**EXTRACTED ENTRIES:**

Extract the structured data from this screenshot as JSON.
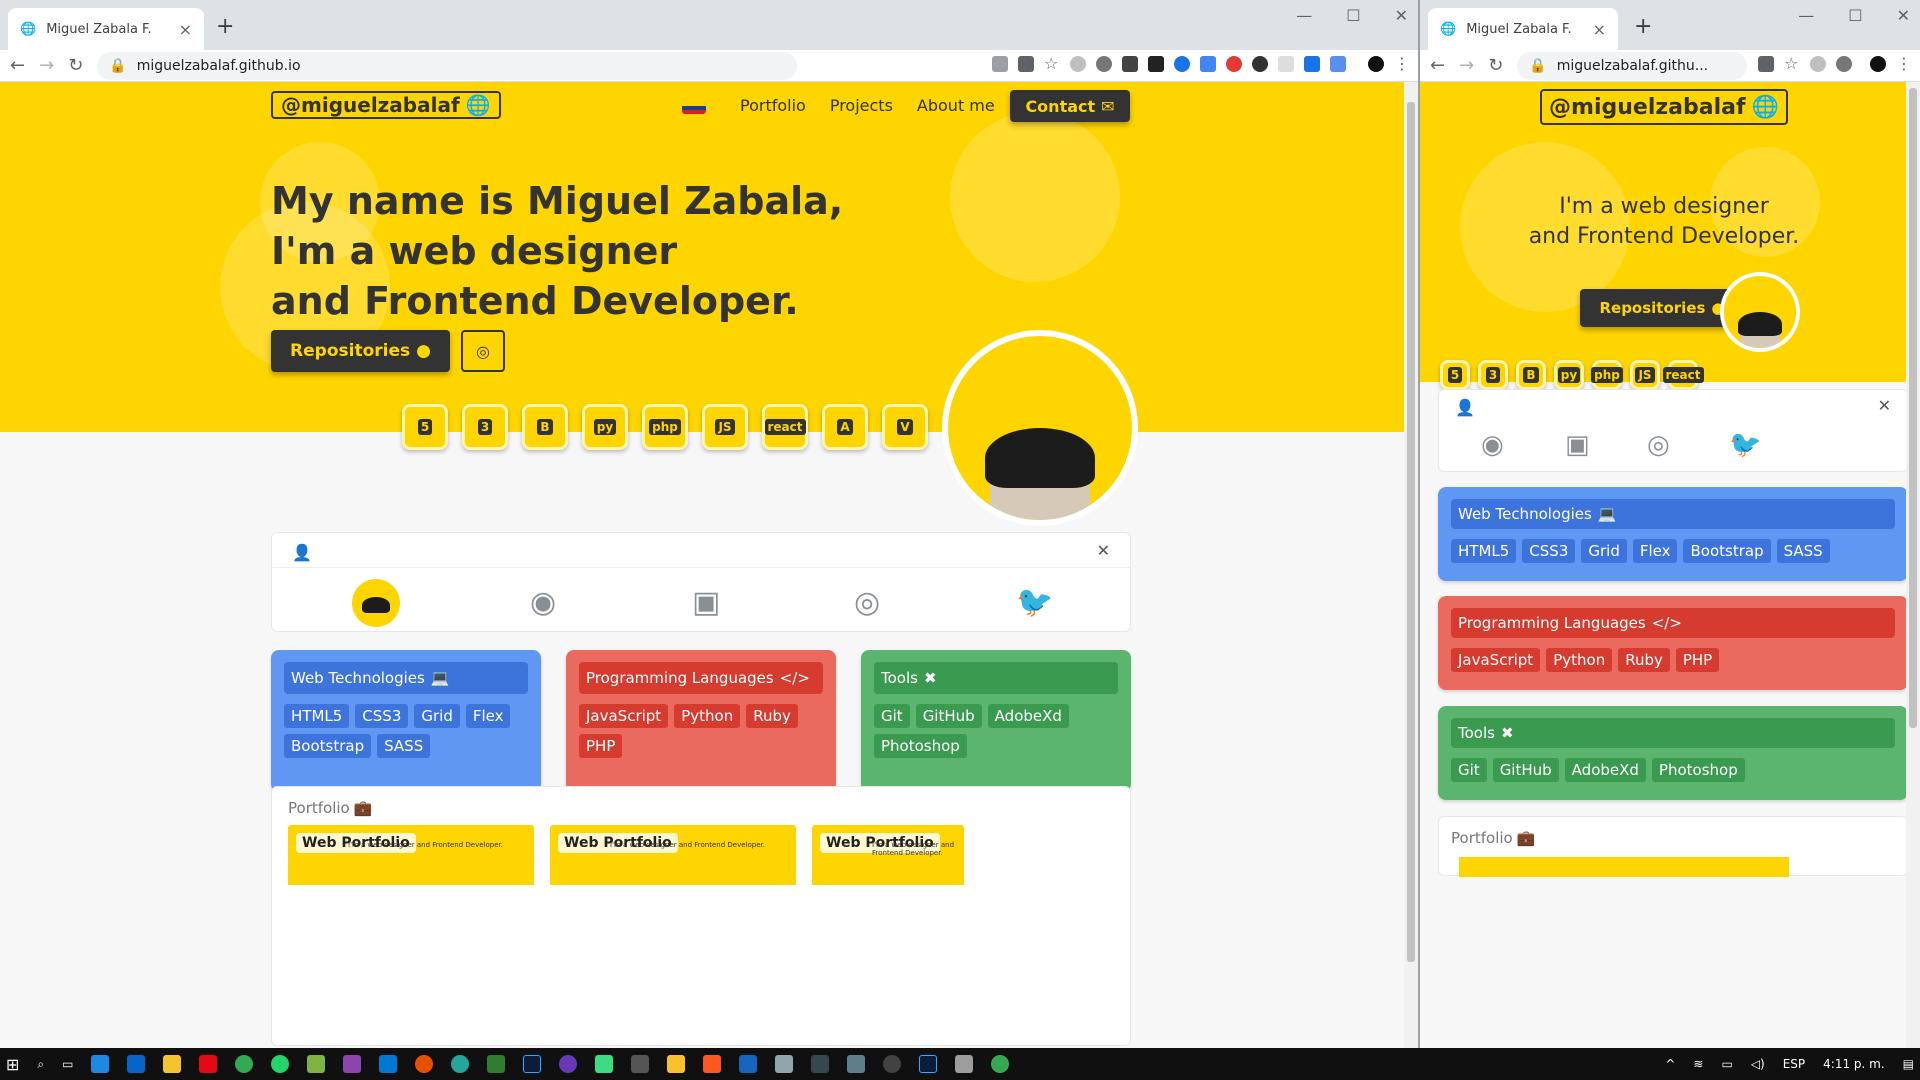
{
  "colors": {
    "accent": "#ffd500",
    "dark": "#333333",
    "blue": "#6097f3",
    "red": "#eb6a5f",
    "green": "#5bb56e"
  },
  "browser": {
    "tab_title": "Miguel Zabala F.",
    "url_left": "miguelzabalaf.github.io",
    "url_right": "miguelzabalaf.githu..."
  },
  "site": {
    "brand": "@miguelzabalaf",
    "nav": [
      "Portfolio",
      "Projects",
      "About me"
    ],
    "contact": "Contact",
    "hero_line1": "My name is Miguel Zabala,",
    "hero_line2": "I'm a web designer",
    "hero_line3": "and Frontend Developer.",
    "mobile_line1": "I'm a web designer",
    "mobile_line2": "and Frontend Developer.",
    "repos_button": "Repositories",
    "tech_icons": [
      "5",
      "3",
      "B",
      "py",
      "php",
      "JS",
      "react",
      "A",
      "V"
    ],
    "web_tech": {
      "title": "Web Technologies",
      "items": [
        "HTML5",
        "CSS3",
        "Grid",
        "Flex",
        "Bootstrap",
        "SASS"
      ]
    },
    "prog_lang": {
      "title": "Programming Languages",
      "items": [
        "JavaScript",
        "Python",
        "Ruby",
        "PHP"
      ]
    },
    "tools": {
      "title": "Tools",
      "items": [
        "Git",
        "GitHub",
        "AdobeXd",
        "Photoshop"
      ]
    },
    "portfolio_title": "Portfolio",
    "portfolio_items": [
      "Web Portfolio",
      "Web Portfolio",
      "Web Portfolio"
    ],
    "thumb_text": "I'm a web designer and Frontend Developer."
  },
  "taskbar": {
    "lang": "ESP",
    "time": "4:11 p. m."
  }
}
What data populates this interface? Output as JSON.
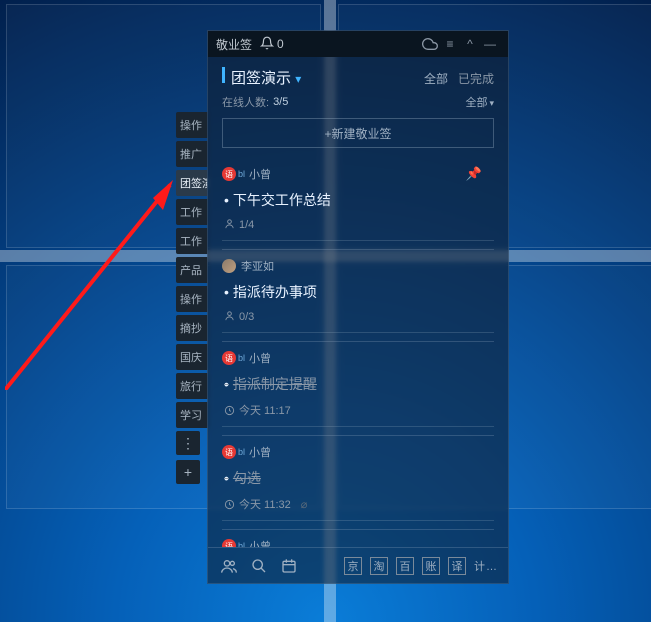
{
  "titlebar": {
    "app_name": "敬业签",
    "bell_count": "0"
  },
  "header": {
    "category_name": "团签演示",
    "filter_all": "全部",
    "filter_done": "已完成"
  },
  "subheader": {
    "online_label": "在线人数:",
    "online_count": "3/5",
    "selector": "全部"
  },
  "new_note_label": "+新建敬业签",
  "side_tabs": [
    "操作",
    "推广",
    "团签演示",
    "工作",
    "工作",
    "产品",
    "操作",
    "摘抄",
    "国庆",
    "旅行",
    "学习"
  ],
  "groups": [
    {
      "assignee": {
        "type": "red",
        "tag": "bl",
        "name": "小曾",
        "pinned": true
      },
      "task": {
        "title": "下午交工作总结",
        "progress": "1/4",
        "done": false,
        "meta_type": "progress"
      }
    },
    {
      "assignee": {
        "type": "img",
        "name": "李亚如"
      },
      "task": {
        "title": "指派待办事项",
        "progress": "0/3",
        "done": false,
        "meta_type": "progress"
      }
    },
    {
      "assignee": {
        "type": "red",
        "tag": "bl",
        "name": "小曾"
      },
      "task": {
        "title": "指派制定提醒",
        "time": "今天 11:17",
        "done": true,
        "meta_type": "time"
      }
    },
    {
      "assignee": {
        "type": "red",
        "tag": "bl",
        "name": "小曾"
      },
      "task": {
        "title": "勾选",
        "time": "今天 11:32",
        "done": true,
        "meta_type": "time_divider"
      }
    },
    {
      "assignee": {
        "type": "red",
        "tag": "bl",
        "name": "小曾"
      }
    }
  ],
  "footer": {
    "shortcuts": [
      "京",
      "淘",
      "百",
      "账",
      "译"
    ],
    "more": "计…"
  }
}
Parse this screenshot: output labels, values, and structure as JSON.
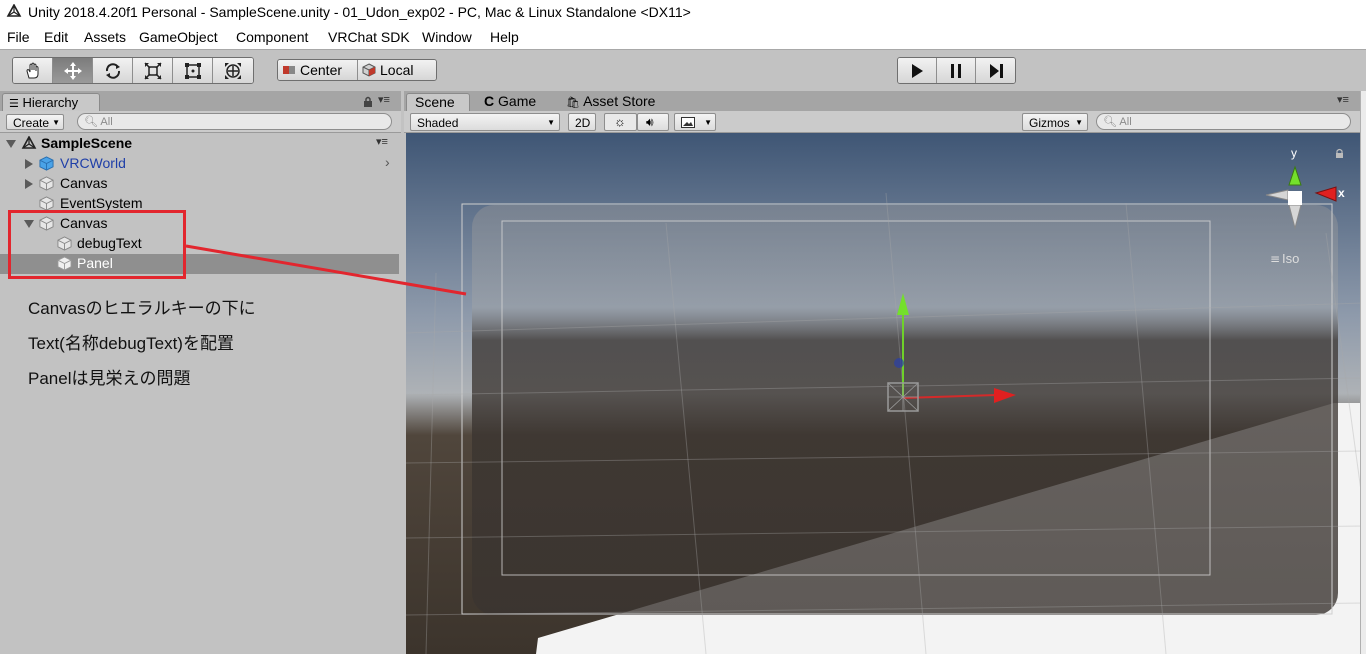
{
  "window": {
    "title": "Unity 2018.4.20f1 Personal - SampleScene.unity - 01_Udon_exp02 - PC, Mac & Linux Standalone <DX11>"
  },
  "menu": [
    "File",
    "Edit",
    "Assets",
    "GameObject",
    "Component",
    "VRChat SDK",
    "Window",
    "Help"
  ],
  "toolbar": {
    "tools": [
      "hand-tool-icon",
      "move-tool-icon",
      "rotate-tool-icon",
      "scale-tool-icon",
      "rect-tool-icon",
      "transform-tool-icon"
    ],
    "active_tool": "move-tool-icon",
    "pivot_label": "Center",
    "space_label": "Local",
    "play_controls": [
      "play-icon",
      "pause-icon",
      "step-icon"
    ]
  },
  "hierarchy": {
    "tab_label": "Hierarchy",
    "create_label": "Create",
    "search_placeholder": "All",
    "scene_name": "SampleScene",
    "items": [
      {
        "label": "VRCWorld",
        "color": "#1f3fa8",
        "icon": "prefab-cube-icon"
      },
      {
        "label": "Canvas",
        "color": "#000000",
        "icon": "gameobject-cube-icon"
      },
      {
        "label": "EventSystem",
        "color": "#000000",
        "icon": "gameobject-cube-icon"
      },
      {
        "label": "Canvas",
        "color": "#000000",
        "icon": "gameobject-cube-icon"
      },
      {
        "label": "debugText",
        "color": "#000000",
        "icon": "gameobject-cube-icon"
      },
      {
        "label": "Panel",
        "color": "#ffffff",
        "icon": "gameobject-cube-icon",
        "selected": true
      }
    ]
  },
  "annotation": {
    "lines": [
      "Canvasのヒエラルキーの下に",
      "Text(名称debugText)を配置",
      "Panelは見栄えの問題"
    ],
    "color": "#e2262e"
  },
  "scene": {
    "tabs": [
      "Scene",
      "Game",
      "Asset Store"
    ],
    "active_tab": "Scene",
    "shading_mode": "Shaded",
    "mode_2d_label": "2D",
    "gizmos_label": "Gizmos",
    "search_placeholder": "All",
    "view_label": "Iso",
    "axis_labels": {
      "y": "y",
      "x": "x"
    }
  }
}
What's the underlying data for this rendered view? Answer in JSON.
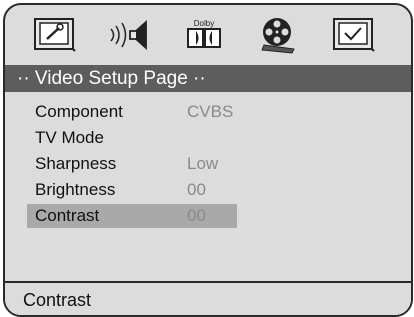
{
  "tabs": [
    {
      "icon": "wrench-tv-icon"
    },
    {
      "icon": "speaker-icon"
    },
    {
      "icon": "dolby-icon",
      "label": "Dolby"
    },
    {
      "icon": "film-reel-icon"
    },
    {
      "icon": "checkmark-tv-icon"
    }
  ],
  "title": "·· Video Setup Page ··",
  "items": [
    {
      "label": "Component",
      "value": "CVBS"
    },
    {
      "label": "TV Mode",
      "value": ""
    },
    {
      "label": "Sharpness",
      "value": "Low"
    },
    {
      "label": "Brightness",
      "value": "00"
    },
    {
      "label": "Contrast",
      "value": "00",
      "selected": true
    }
  ],
  "status": "Contrast",
  "colors": {
    "background": "#dcdcdc",
    "titlebar": "#5d5d5d",
    "selection": "#a9a9a9",
    "value_text": "#8a8a8a"
  }
}
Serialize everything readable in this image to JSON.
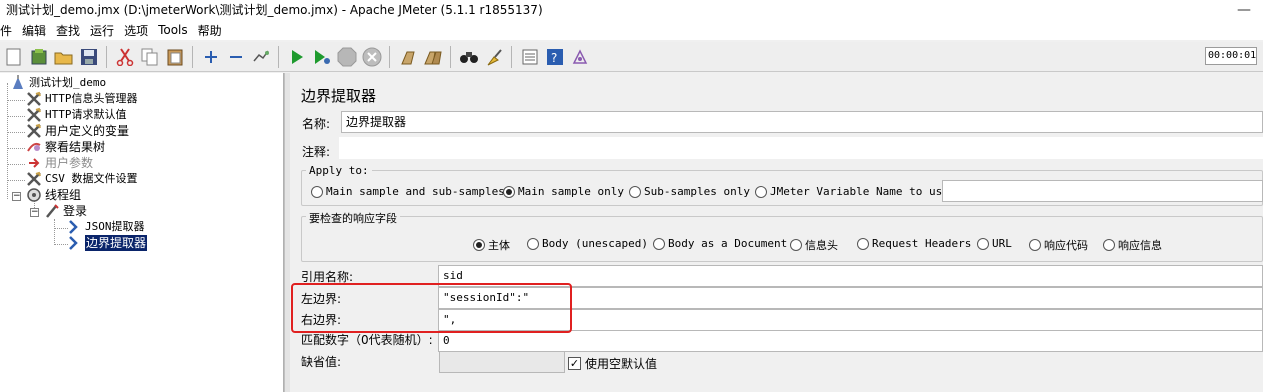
{
  "window": {
    "title": "测试计划_demo.jmx (D:\\jmeterWork\\测试计划_demo.jmx) - Apache JMeter (5.1.1 r1855137)",
    "minimize": "—"
  },
  "menu": [
    "件",
    "编辑",
    "查找",
    "运行",
    "选项",
    "Tools",
    "帮助"
  ],
  "toolbar": {
    "timer": "00:00:01",
    "icons": [
      "new-icon",
      "templates-icon",
      "open-icon",
      "save-icon",
      "cut-icon",
      "copy-icon",
      "paste-icon",
      "expand-icon",
      "collapse-icon",
      "toggle-icon",
      "start-icon",
      "start-no-pause-icon",
      "stop-icon",
      "shutdown-icon",
      "clear-icon",
      "clear-all-icon",
      "search-icon",
      "reset-search-icon",
      "function-helper-icon",
      "help-icon",
      "log-viewer-icon"
    ]
  },
  "tree": {
    "root": "测试计划_demo",
    "items": {
      "header_manager": "HTTP信息头管理器",
      "request_defaults": "HTTP请求默认值",
      "user_vars": "用户定义的变量",
      "view_results": "察看结果树",
      "user_params": "用户参数",
      "csv": "CSV 数据文件设置",
      "thread_group": "线程组",
      "login": "登录",
      "json_extractor": "JSON提取器",
      "boundary_extractor": "边界提取器"
    }
  },
  "panel": {
    "title": "边界提取器",
    "name_label": "名称:",
    "name_value": "边界提取器",
    "comment_label": "注释:",
    "apply_to": {
      "title": "Apply to:",
      "options": [
        "Main sample and sub-samples",
        "Main sample only",
        "Sub-samples only",
        "JMeter Variable Name to use"
      ],
      "selected": 1
    },
    "field_check": {
      "title": "要检查的响应字段",
      "options": [
        "主体",
        "Body (unescaped)",
        "Body as a Document",
        "信息头",
        "Request Headers",
        "URL",
        "响应代码",
        "响应信息"
      ],
      "selected": 0
    },
    "ref_name_label": "引用名称:",
    "ref_name_value": "sid",
    "left_label": "左边界:",
    "left_value": "\"sessionId\":\"",
    "right_label": "右边界:",
    "right_value": "\",",
    "match_label": "匹配数字（0代表随机）:",
    "match_value": "0",
    "default_label": "缺省值:",
    "default_value": "",
    "empty_default_label": "使用空默认值",
    "empty_default_checked": true
  },
  "colors": {
    "highlight": "#e02020",
    "selection": "#0a246a"
  }
}
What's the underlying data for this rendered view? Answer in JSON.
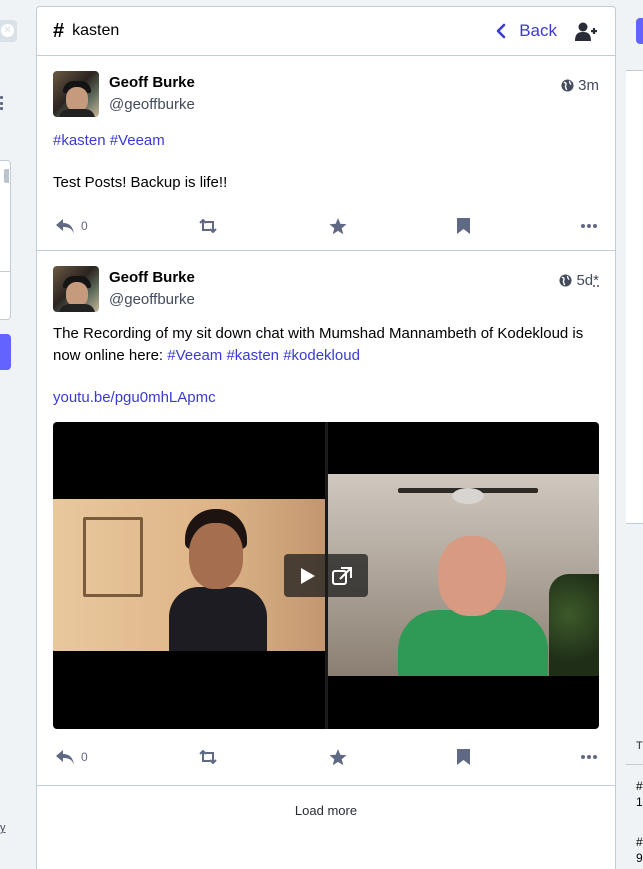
{
  "header": {
    "hash_symbol": "#",
    "title": "kasten",
    "back_label": "Back",
    "add_user_icon": "user-plus-icon"
  },
  "statuses": [
    {
      "display_name": "Geoff Burke",
      "acct": "@geoffburke",
      "visibility_icon": "globe-icon",
      "time": "3m",
      "content": {
        "tags_line": [
          "#kasten",
          "#Veeam"
        ],
        "text": "Test Posts! Backup is life!!"
      },
      "reply_count": "0"
    },
    {
      "display_name": "Geoff Burke",
      "acct": "@geoffburke",
      "visibility_icon": "globe-icon",
      "time": "5d",
      "time_suffix": "*",
      "content": {
        "text_before": "The Recording of my sit down chat with Mumshad Mannambeth of Kodekloud is now online here: ",
        "tags": [
          "#Veeam",
          "#kasten",
          "#kodekloud"
        ],
        "link": "youtu.be/pgu0mhLApmc"
      },
      "reply_count": "0"
    }
  ],
  "load_more_label": "Load more",
  "right_column": {
    "label_t": "T",
    "item1_a": "#",
    "item1_b": "1",
    "item2_a": "#",
    "item2_b": "9"
  },
  "left_column": {
    "footer_char": "y"
  },
  "colors": {
    "accent": "#3a3bd4",
    "brand": "#6364ff",
    "border": "#c0cdd9",
    "icon": "#606984",
    "background": "#eff3f5"
  }
}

**WORK INSTRUCTIONS:** From the records, copy every line that has the string "screenshot" in it.

**THE REPLY:**
Extract the structured data from this screenshot as JSON.
Parse this screenshot: output labels, values, and structure as JSON.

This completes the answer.